- **STATED GOAL**
Filter the records below for the word "projection". Copy each line that holds it.

Figure record extracts
--- Begin ---

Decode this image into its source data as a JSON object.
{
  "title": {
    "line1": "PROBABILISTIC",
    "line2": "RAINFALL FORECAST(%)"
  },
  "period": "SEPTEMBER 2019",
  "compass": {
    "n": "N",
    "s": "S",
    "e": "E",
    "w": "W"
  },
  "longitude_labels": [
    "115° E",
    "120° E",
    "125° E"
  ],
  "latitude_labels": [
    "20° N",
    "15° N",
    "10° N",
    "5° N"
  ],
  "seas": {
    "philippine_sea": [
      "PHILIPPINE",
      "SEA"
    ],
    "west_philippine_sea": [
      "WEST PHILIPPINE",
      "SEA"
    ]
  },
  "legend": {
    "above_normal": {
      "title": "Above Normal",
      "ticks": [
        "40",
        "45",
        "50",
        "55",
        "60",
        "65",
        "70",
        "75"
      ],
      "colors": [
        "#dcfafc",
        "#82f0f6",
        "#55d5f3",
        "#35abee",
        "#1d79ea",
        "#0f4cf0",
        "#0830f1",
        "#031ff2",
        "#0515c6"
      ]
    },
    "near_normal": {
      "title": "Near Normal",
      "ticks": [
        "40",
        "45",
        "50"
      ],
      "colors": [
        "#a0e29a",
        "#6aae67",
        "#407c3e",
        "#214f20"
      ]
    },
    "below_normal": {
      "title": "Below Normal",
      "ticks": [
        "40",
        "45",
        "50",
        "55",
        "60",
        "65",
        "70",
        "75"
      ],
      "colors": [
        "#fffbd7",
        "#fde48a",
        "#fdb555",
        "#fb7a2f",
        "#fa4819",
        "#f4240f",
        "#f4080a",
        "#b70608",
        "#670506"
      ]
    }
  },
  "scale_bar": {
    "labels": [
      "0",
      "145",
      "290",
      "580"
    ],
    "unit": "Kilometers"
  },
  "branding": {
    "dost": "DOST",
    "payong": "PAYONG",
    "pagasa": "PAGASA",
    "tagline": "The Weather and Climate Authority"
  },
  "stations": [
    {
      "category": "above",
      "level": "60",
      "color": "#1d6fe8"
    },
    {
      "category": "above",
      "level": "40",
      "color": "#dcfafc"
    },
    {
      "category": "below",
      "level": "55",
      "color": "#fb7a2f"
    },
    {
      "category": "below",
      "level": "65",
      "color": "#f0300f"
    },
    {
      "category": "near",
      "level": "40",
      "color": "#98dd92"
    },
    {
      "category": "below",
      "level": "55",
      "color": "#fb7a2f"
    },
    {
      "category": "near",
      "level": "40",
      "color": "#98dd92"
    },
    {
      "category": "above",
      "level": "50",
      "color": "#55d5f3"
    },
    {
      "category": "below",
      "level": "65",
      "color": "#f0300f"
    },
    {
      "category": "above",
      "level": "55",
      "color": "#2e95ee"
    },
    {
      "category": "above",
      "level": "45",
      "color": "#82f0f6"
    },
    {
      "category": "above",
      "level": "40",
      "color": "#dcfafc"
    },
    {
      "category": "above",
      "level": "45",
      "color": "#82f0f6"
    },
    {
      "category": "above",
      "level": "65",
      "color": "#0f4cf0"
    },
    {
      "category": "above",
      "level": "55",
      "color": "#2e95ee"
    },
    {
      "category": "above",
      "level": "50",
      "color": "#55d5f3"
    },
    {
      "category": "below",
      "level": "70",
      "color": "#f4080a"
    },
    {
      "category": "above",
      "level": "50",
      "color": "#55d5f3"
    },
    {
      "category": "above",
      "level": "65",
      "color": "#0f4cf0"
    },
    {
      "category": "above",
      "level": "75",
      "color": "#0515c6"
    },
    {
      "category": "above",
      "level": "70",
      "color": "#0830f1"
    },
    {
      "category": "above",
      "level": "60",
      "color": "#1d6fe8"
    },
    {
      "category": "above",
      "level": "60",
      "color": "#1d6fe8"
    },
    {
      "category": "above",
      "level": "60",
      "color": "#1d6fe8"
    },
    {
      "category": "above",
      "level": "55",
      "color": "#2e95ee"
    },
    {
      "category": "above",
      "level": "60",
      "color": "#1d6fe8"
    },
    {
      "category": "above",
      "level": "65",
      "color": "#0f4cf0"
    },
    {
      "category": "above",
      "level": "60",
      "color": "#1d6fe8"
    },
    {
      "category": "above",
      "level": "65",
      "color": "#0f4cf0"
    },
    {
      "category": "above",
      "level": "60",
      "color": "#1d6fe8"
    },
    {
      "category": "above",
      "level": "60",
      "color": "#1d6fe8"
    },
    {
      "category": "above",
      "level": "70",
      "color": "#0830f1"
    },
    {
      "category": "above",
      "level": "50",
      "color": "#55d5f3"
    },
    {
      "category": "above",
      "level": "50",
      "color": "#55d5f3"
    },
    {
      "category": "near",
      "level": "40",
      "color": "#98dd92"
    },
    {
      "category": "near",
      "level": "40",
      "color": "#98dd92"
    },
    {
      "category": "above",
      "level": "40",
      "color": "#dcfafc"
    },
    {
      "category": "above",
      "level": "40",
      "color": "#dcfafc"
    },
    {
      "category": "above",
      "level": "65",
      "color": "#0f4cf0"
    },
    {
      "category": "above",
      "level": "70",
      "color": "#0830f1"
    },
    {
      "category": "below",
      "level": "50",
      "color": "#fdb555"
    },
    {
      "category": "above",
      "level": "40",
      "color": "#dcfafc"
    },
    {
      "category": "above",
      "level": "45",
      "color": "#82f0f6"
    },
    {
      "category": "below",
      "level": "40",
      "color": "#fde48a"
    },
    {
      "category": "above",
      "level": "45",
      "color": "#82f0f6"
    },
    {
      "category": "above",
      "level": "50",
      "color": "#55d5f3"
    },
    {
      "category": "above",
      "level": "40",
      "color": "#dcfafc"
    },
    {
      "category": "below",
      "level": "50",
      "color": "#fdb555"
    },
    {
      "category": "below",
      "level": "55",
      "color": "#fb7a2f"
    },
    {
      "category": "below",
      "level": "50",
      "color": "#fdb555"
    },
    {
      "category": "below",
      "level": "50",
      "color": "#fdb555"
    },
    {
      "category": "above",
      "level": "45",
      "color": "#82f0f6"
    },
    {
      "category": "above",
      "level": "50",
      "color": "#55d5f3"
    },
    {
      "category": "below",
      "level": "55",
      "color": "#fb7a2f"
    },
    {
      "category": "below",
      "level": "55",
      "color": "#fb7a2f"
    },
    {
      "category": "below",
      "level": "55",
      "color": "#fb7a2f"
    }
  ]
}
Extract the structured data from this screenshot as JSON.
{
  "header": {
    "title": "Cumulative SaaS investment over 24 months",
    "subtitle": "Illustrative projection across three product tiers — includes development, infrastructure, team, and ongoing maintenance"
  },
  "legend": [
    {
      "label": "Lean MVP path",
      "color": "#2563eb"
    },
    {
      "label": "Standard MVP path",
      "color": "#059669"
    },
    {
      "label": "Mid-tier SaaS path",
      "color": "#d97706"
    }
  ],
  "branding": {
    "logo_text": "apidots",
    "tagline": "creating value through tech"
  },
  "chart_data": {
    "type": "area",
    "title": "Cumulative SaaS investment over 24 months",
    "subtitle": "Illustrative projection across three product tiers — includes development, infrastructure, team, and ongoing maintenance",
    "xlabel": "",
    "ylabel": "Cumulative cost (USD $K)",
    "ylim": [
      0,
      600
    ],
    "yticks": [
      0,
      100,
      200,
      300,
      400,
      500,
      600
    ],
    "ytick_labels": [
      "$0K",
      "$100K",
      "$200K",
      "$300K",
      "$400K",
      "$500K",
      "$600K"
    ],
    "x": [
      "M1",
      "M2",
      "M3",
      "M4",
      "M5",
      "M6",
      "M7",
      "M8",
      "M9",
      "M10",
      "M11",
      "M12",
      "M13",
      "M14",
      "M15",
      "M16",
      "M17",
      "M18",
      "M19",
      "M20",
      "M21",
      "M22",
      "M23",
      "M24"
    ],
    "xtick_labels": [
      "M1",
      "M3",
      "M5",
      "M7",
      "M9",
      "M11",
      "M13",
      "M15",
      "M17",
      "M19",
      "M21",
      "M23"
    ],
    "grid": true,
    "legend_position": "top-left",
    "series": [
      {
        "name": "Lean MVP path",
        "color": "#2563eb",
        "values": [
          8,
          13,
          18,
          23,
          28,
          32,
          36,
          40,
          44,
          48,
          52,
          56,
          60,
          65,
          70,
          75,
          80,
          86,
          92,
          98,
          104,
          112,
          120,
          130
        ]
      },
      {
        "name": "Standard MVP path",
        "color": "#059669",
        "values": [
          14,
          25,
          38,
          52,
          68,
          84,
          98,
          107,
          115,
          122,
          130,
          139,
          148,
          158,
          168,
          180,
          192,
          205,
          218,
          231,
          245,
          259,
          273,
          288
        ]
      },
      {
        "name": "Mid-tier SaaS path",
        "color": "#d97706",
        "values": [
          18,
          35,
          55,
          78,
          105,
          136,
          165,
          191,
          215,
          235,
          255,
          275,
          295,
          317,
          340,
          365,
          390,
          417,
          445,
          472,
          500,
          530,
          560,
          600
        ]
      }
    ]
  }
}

--- End ---

- **RESULT FOR THIS TASK**
    "subtitle": "Illustrative projection across three product tiers — includes development, infrastructure, team, and ongoing maintenance"
    "subtitle": "Illustrative projection across three product tiers — includes development, infrastructure, team, and ongoing maintenance",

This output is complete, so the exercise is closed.